>> begin
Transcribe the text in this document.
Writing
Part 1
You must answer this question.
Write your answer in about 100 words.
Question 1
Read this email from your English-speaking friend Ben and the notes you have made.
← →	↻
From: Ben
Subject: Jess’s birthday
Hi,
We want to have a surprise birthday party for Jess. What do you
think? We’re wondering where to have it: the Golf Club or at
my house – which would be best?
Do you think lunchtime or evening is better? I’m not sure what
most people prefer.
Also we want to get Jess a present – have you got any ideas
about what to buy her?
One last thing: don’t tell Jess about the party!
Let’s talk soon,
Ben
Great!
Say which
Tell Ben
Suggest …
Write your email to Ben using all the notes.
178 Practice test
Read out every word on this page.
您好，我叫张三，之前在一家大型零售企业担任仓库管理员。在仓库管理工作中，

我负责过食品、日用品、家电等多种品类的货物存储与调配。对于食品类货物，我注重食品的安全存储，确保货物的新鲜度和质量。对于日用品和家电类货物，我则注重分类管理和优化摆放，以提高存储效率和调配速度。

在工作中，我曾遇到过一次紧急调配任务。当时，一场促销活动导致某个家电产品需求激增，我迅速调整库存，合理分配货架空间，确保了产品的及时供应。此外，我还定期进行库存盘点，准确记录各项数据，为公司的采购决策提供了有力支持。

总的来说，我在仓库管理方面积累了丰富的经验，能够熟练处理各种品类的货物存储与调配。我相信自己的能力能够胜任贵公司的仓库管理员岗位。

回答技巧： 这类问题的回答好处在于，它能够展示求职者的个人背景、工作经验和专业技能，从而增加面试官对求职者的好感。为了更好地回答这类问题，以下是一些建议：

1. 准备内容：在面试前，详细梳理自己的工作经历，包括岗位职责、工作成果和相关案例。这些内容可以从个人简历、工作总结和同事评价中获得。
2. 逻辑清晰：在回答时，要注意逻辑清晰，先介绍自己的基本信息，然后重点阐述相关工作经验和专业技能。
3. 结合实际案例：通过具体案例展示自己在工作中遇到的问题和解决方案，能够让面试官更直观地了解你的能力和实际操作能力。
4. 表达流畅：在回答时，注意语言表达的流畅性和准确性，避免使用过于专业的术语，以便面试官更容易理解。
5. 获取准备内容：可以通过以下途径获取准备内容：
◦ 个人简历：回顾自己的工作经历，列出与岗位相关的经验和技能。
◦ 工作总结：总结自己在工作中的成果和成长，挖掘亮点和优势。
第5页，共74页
>> end
• OBJECTIVE
The records are above. How many lines in them contain the word "think"? Give the number alone.

• FULL ANSWER
2